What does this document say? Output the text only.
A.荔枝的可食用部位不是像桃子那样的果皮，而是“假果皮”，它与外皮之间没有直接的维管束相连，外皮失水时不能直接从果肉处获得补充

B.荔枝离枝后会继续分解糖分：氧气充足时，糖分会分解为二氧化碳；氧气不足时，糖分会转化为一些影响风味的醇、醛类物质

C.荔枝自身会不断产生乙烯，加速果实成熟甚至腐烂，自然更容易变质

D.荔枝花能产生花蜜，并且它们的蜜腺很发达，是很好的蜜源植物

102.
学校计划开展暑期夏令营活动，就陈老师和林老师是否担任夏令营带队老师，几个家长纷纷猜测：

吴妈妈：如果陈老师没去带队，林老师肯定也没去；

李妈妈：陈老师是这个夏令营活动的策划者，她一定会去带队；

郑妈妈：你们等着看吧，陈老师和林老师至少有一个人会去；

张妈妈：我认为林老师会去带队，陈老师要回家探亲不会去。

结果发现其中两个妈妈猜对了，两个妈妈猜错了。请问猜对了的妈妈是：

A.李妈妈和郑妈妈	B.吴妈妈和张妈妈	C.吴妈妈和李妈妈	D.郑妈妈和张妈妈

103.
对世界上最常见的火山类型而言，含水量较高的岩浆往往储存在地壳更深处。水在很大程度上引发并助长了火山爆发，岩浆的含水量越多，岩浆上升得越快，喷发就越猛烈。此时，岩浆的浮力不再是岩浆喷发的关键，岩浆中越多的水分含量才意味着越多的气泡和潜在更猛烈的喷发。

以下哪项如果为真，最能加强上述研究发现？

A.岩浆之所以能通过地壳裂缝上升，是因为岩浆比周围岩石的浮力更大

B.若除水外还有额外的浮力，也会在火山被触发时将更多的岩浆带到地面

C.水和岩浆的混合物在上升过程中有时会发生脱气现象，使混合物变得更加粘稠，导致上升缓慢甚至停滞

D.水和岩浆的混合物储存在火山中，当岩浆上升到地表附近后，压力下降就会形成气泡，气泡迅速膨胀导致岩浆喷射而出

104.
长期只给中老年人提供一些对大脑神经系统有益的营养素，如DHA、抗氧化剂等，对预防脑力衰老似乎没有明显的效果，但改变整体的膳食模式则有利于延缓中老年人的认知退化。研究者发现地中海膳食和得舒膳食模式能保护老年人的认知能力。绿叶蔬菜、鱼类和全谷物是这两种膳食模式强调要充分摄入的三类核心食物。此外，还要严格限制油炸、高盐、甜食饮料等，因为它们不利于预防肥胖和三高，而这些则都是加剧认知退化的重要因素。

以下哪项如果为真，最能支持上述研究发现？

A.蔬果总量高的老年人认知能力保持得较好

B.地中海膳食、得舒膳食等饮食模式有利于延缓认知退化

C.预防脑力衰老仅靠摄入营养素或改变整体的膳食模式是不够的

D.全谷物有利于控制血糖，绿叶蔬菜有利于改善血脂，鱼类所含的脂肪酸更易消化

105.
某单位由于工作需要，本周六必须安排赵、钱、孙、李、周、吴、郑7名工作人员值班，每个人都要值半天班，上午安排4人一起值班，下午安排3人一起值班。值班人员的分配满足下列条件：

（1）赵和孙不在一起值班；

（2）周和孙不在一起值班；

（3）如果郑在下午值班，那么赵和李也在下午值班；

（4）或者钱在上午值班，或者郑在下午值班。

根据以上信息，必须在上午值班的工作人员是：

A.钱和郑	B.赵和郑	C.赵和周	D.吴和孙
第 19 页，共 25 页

* * *

:: Set task ::
Using the entries above, please restate each one word for word.

:: Worked solution ::
What does this document say? Output the text only.
A.荔枝的可食用部位不是像桃子那样的果皮，而是“假果皮”，它与外皮之间没有直接的维管束相连，外皮失水时不能直接从果肉处获得补充

B.荔枝离枝后会继续分解糖分：氧气充足时，糖分会分解为二氧化碳；氧气不足时，糖分会转化为一些影响风味的醇、醛类物质

C.荔枝自身会不断产生乙烯，加速果实成熟甚至腐烂，自然更容易变质

D.荔枝花能产生花蜜，并且它们的蜜腺很发达，是很好的蜜源植物

102.
学校计划开展暑期夏令营活动，就陈老师和林老师是否担任夏令营带队老师，几个家长纷纷猜测：

吴妈妈：如果陈老师没去带队，林老师肯定也没去；

李妈妈：陈老师是这个夏令营活动的策划者，她一定会去带队；

郑妈妈：你们等着看吧，陈老师和林老师至少有一个人会去；

张妈妈：我认为林老师会去带队，陈老师要回家探亲不会去。

结果发现其中两个妈妈猜对了，两个妈妈猜错了。请问猜对了的妈妈是：

A.李妈妈和郑妈妈	B.吴妈妈和张妈妈	C.吴妈妈和李妈妈	D.郑妈妈和张妈妈

103.
对世界上最常见的火山类型而言，含水量较高的岩浆往往储存在地壳更深处。水在很大程度上引发并助长了火山爆发，岩浆的含水量越多，岩浆上升得越快，喷发就越猛烈。此时，岩浆的浮力不再是岩浆喷发的关键，岩浆中越多的水分含量才意味着越多的气泡和潜在更猛烈的喷发。

以下哪项如果为真，最能加强上述研究发现？

A.岩浆之所以能通过地壳裂缝上升，是因为岩浆比周围岩石的浮力更大

B.若除水外还有额外的浮力，也会在火山被触发时将更多的岩浆带到地面

C.水和岩浆的混合物在上升过程中有时会发生脱气现象，使混合物变得更加粘稠，导致上升缓慢甚至停滞

D.水和岩浆的混合物储存在火山中，当岩浆上升到地表附近后，压力下降就会形成气泡，气泡迅速膨胀导致岩浆喷射而出

104.
长期只给中老年人提供一些对大脑神经系统有益的营养素，如DHA、抗氧化剂等，对预防脑力衰老似乎没有明显的效果，但改变整体的膳食模式则有利于延缓中老年人的认知退化。研究者发现地中海膳食和得舒膳食模式能保护老年人的认知能力。绿叶蔬菜、鱼类和全谷物是这两种膳食模式强调要充分摄入的三类核心食物。此外，还要严格限制油炸、高盐、甜食饮料等，因为它们不利于预防肥胖和三高，而这些则都是加剧认知退化的重要因素。

以下哪项如果为真，最能支持上述研究发现？

A.蔬果总量高的老年人认知能力保持得较好

B.地中海膳食、得舒膳食等饮食模式有利于延缓认知退化

C.预防脑力衰老仅靠摄入营养素或改变整体的膳食模式是不够的

D.全谷物有利于控制血糖，绿叶蔬菜有利于改善血脂，鱼类所含的脂肪酸更易消化

105.
某单位由于工作需要，本周六必须安排赵、钱、孙、李、周、吴、郑7名工作人员值班，每个人都要值半天班，上午安排4人一起值班，下午安排3人一起值班。值班人员的分配满足下列条件：

（1）赵和孙不在一起值班；

（2）周和孙不在一起值班；

（3）如果郑在下午值班，那么赵和李也在下午值班；

（4）或者钱在上午值班，或者郑在下午值班。

根据以上信息，必须在上午值班的工作人员是：

A.钱和郑	B.赵和郑	C.赵和周	D.吴和孙
第 19 页，共 25 页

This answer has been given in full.